■ **What the task requires**
Would you transcribe the listing that follows, character for character, and omit its images?

******

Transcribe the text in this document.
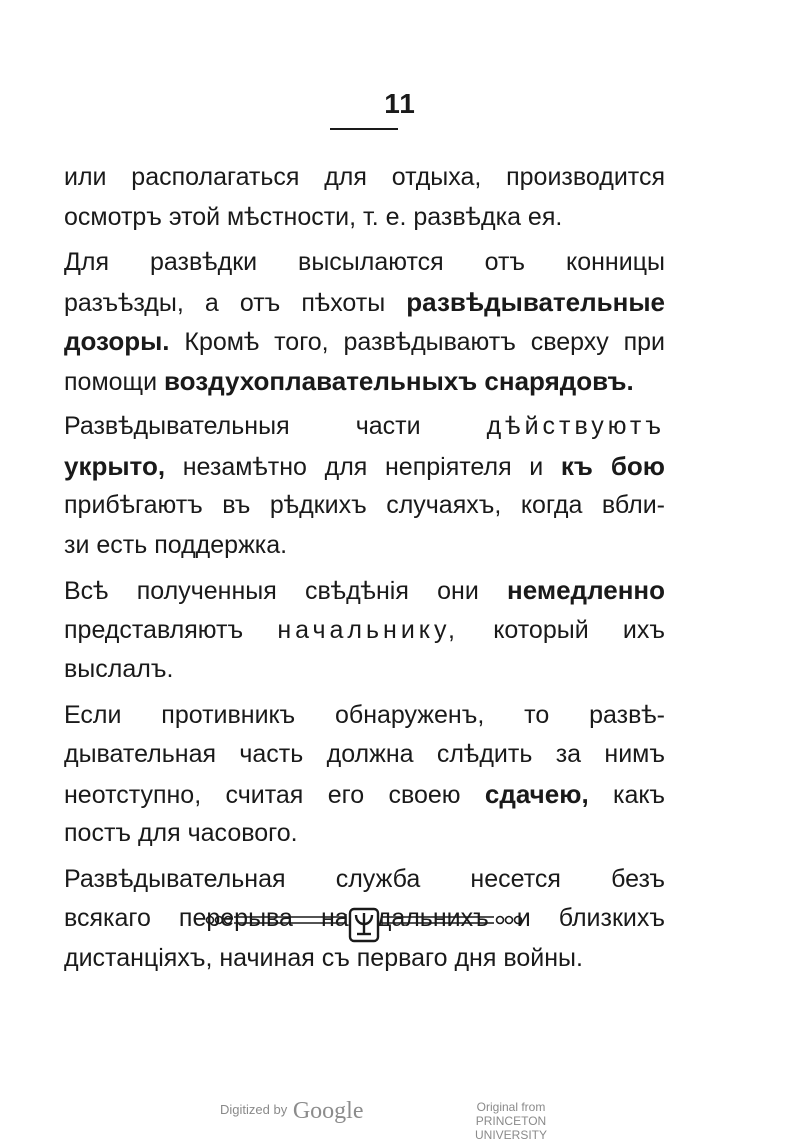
11
или располагаться для отдыха, производится
осмотръ этой мѣстности, т. е. развѣдка ея.
Для развѣдки высылаются отъ конницы
разъѣзды, а отъ пѣхоты развѣдывательные
дозоры. Кромѣ того, развѣдываютъ сверху при
помощи воздухоплавательныхъ снарядовъ.
Развѣдывательныя части дѣйствуютъ
укрыто, незамѣтно для непріятеля и къ бою
прибѣгаютъ въ рѣдкихъ случаяхъ, когда вбли-
зи есть поддержка.
Всѣ полученныя свѣдѣнія они немедленно
представляютъ начальнику, который ихъ
выслалъ.
Если противникъ обнаруженъ, то развѣ-
дывательная часть должна слѣдить за нимъ
неотступно, считая его своею сдачею, какъ
постъ для часового.
Развѣдывательная служба несется безъ
всякаго перерыва на дальнихъ и близкихъ
дистанціяхъ, начиная съ перваго дня войны.
Digitized by Google	Original from
PRINCETON UNIVERSITY
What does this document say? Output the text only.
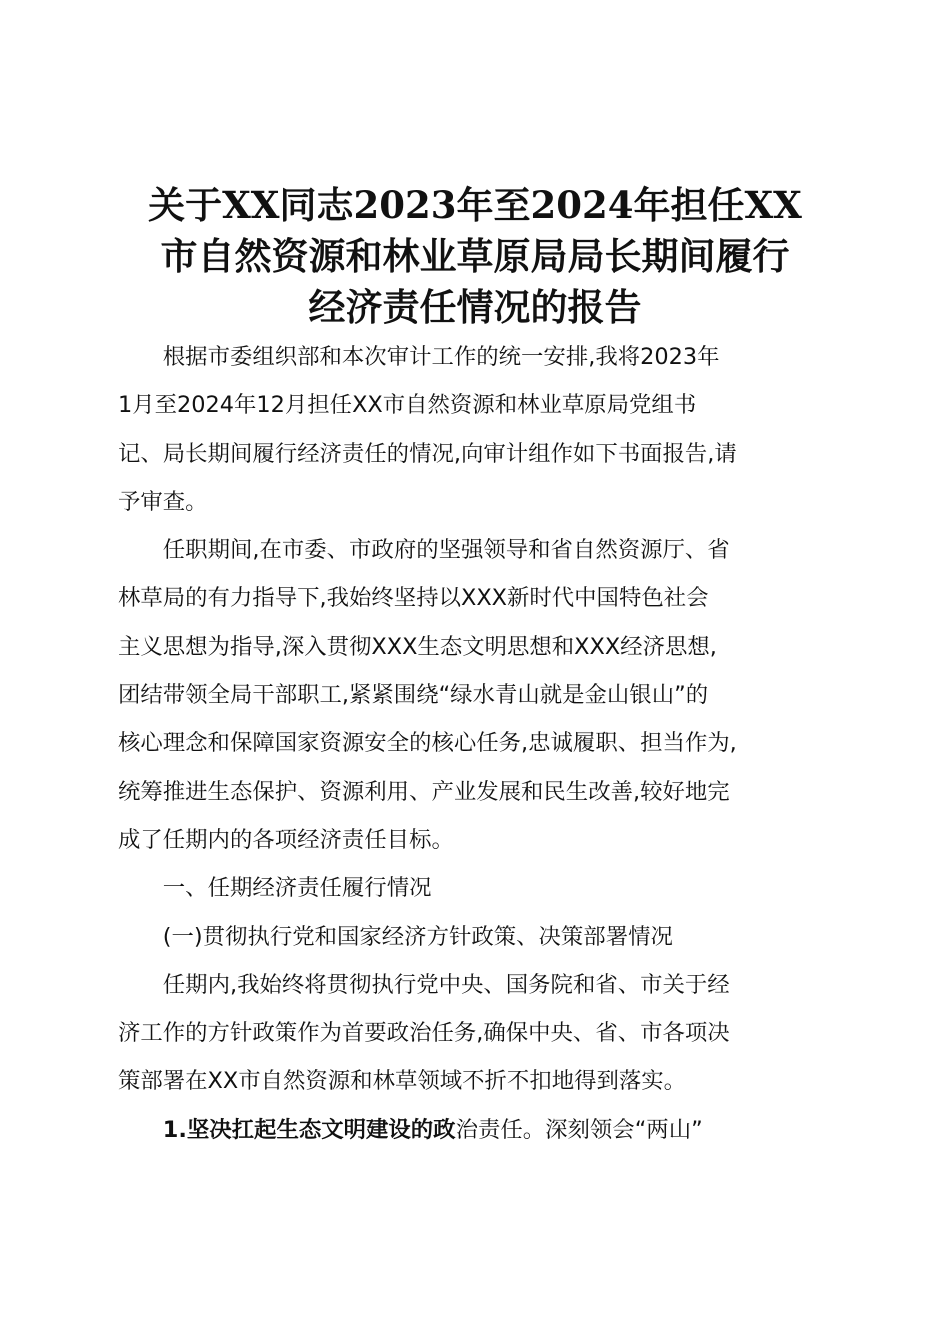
关于XX同志2023年至2024年担任XX
市自然资源和林业草原局局长期间履行
经济责任情况的报告

根据市委组织部和本次审计工作的统一安排,我将2023年
1月至2024年12月担任XX市自然资源和林业草原局党组书
记、局长期间履行经济责任的情况,向审计组作如下书面报告,请
予审查。

任职期间,在市委、市政府的坚强领导和省自然资源厅、省
林草局的有力指导下,我始终坚持以XXX新时代中国特色社会
主义思想为指导,深入贯彻XXX生态文明思想和XXX经济思想,
团结带领全局干部职工,紧紧围绕“绿水青山就是金山银山”的
核心理念和保障国家资源安全的核心任务,忠诚履职、担当作为,
统筹推进生态保护、资源利用、产业发展和民生改善,较好地完
成了任期内的各项经济责任目标。

一、任期经济责任履行情况

(一)贯彻执行党和国家经济方针政策、决策部署情况

任期内,我始终将贯彻执行党中央、国务院和省、市关于经
济工作的方针政策作为首要政治任务,确保中央、省、市各项决
策部署在XX市自然资源和林草领域不折不扣地得到落实。

1.坚决扛起生态文明建设的政治责任。深刻领会“两山”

******

■ **Final result**
Transcribe the text in this document.
11
или располагаться для отдыха, производится
осмотръ этой мѣстности, т. е. развѣдка ея.
Для развѣдки высылаются отъ конницы
разъѣзды, а отъ пѣхоты развѣдывательные
дозоры. Кромѣ того, развѣдываютъ сверху при
помощи воздухоплавательныхъ снарядовъ.
Развѣдывательныя части дѣйствуютъ
укрыто, незамѣтно для непріятеля и къ бою
прибѣгаютъ въ рѣдкихъ случаяхъ, когда вбли-
зи есть поддержка.
Всѣ полученныя свѣдѣнія они немедленно
представляютъ начальнику, который ихъ
выслалъ.
Если противникъ обнаруженъ, то развѣ-
дывательная часть должна слѣдить за нимъ
неотступно, считая его своею сдачею, какъ
постъ для часового.
Развѣдывательная служба несется безъ
всякаго перерыва на дальнихъ и близкихъ
дистанціяхъ, начиная съ перваго дня войны.
Digitized by Google	Original from
PRINCETON UNIVERSITY
What does this document say? Output the text only.
关于XX同志2023年至2024年担任XX
市自然资源和林业草原局局长期间履行
经济责任情况的报告

根据市委组织部和本次审计工作的统一安排,我将2023年
1月至2024年12月担任XX市自然资源和林业草原局党组书
记、局长期间履行经济责任的情况,向审计组作如下书面报告,请
予审查。

任职期间,在市委、市政府的坚强领导和省自然资源厅、省
林草局的有力指导下,我始终坚持以XXX新时代中国特色社会
主义思想为指导,深入贯彻XXX生态文明思想和XXX经济思想,
团结带领全局干部职工,紧紧围绕“绿水青山就是金山银山”的
核心理念和保障国家资源安全的核心任务,忠诚履职、担当作为,
统筹推进生态保护、资源利用、产业发展和民生改善,较好地完
成了任期内的各项经济责任目标。

一、任期经济责任履行情况

(一)贯彻执行党和国家经济方针政策、决策部署情况

任期内,我始终将贯彻执行党中央、国务院和省、市关于经
济工作的方针政策作为首要政治任务,确保中央、省、市各项决
策部署在XX市自然资源和林草领域不折不扣地得到落实。

1.坚决扛起生态文明建设的政治责任。深刻领会“两山”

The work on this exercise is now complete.